What you have to do — Search the data for the word "فطفق" and copy every line that contains it.

Rows from a dataset
# # #

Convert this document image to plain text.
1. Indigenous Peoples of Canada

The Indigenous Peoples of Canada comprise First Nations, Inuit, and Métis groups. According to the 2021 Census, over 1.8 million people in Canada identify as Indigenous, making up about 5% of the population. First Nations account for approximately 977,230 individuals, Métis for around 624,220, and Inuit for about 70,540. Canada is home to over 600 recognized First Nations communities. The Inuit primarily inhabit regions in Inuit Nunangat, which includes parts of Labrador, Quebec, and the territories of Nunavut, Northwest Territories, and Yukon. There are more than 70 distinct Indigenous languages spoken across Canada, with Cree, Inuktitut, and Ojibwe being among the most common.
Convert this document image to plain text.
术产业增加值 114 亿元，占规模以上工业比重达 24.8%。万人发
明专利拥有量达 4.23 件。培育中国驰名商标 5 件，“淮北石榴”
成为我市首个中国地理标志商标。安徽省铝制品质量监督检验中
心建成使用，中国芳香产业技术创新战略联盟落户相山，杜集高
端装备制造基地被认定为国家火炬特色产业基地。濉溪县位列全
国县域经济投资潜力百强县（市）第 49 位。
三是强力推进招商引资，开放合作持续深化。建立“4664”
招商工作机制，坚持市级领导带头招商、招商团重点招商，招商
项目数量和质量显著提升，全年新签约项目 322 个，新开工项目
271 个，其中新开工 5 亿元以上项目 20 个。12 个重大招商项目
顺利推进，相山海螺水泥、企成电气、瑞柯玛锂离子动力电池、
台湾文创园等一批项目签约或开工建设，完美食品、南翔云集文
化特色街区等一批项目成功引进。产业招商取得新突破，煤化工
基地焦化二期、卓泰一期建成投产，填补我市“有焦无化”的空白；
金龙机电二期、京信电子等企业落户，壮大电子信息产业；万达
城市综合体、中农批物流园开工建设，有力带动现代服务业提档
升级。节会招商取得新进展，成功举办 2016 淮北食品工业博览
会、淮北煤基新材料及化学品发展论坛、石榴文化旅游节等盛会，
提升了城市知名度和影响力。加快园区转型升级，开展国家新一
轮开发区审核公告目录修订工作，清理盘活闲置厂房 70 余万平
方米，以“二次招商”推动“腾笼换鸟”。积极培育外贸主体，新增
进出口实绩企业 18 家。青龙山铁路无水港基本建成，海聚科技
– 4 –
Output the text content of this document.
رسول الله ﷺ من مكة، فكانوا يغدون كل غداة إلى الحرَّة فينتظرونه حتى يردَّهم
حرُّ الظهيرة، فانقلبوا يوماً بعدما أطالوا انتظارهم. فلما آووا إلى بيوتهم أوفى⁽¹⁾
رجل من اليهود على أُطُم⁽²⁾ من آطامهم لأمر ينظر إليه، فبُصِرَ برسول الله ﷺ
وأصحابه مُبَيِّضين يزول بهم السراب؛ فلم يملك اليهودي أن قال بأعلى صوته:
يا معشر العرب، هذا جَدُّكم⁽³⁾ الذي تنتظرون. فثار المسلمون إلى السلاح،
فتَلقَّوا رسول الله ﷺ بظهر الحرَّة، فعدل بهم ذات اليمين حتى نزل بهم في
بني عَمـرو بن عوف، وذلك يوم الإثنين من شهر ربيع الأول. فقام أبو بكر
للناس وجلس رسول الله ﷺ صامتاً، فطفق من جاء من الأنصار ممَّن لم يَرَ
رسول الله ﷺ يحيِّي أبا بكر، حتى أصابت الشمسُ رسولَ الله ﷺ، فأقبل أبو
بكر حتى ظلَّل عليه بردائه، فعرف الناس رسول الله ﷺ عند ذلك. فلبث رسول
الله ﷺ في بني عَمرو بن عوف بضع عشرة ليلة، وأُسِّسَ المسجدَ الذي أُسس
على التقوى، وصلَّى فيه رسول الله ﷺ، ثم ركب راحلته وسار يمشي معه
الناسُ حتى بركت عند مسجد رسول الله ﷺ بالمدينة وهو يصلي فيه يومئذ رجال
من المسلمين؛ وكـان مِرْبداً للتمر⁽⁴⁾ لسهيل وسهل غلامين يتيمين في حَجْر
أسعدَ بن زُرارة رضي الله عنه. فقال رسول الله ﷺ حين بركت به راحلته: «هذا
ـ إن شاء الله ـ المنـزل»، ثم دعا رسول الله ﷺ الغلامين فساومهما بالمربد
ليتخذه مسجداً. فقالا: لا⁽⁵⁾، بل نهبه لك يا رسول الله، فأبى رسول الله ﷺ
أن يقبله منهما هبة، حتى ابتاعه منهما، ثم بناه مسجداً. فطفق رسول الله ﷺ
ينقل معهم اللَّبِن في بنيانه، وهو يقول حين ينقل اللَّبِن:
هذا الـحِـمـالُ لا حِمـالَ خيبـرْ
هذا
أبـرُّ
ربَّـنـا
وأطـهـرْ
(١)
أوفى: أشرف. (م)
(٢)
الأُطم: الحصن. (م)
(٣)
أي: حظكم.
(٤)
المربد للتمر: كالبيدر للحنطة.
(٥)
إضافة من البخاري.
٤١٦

# # #

Exercise response —
للناس وجلس رسول الله ﷺ صامتاً، فطفق من جاء من الأنصار ممَّن لم يَرَ
أن يقبله منهما هبة، حتى ابتاعه منهما، ثم بناه مسجداً. فطفق رسول الله ﷺ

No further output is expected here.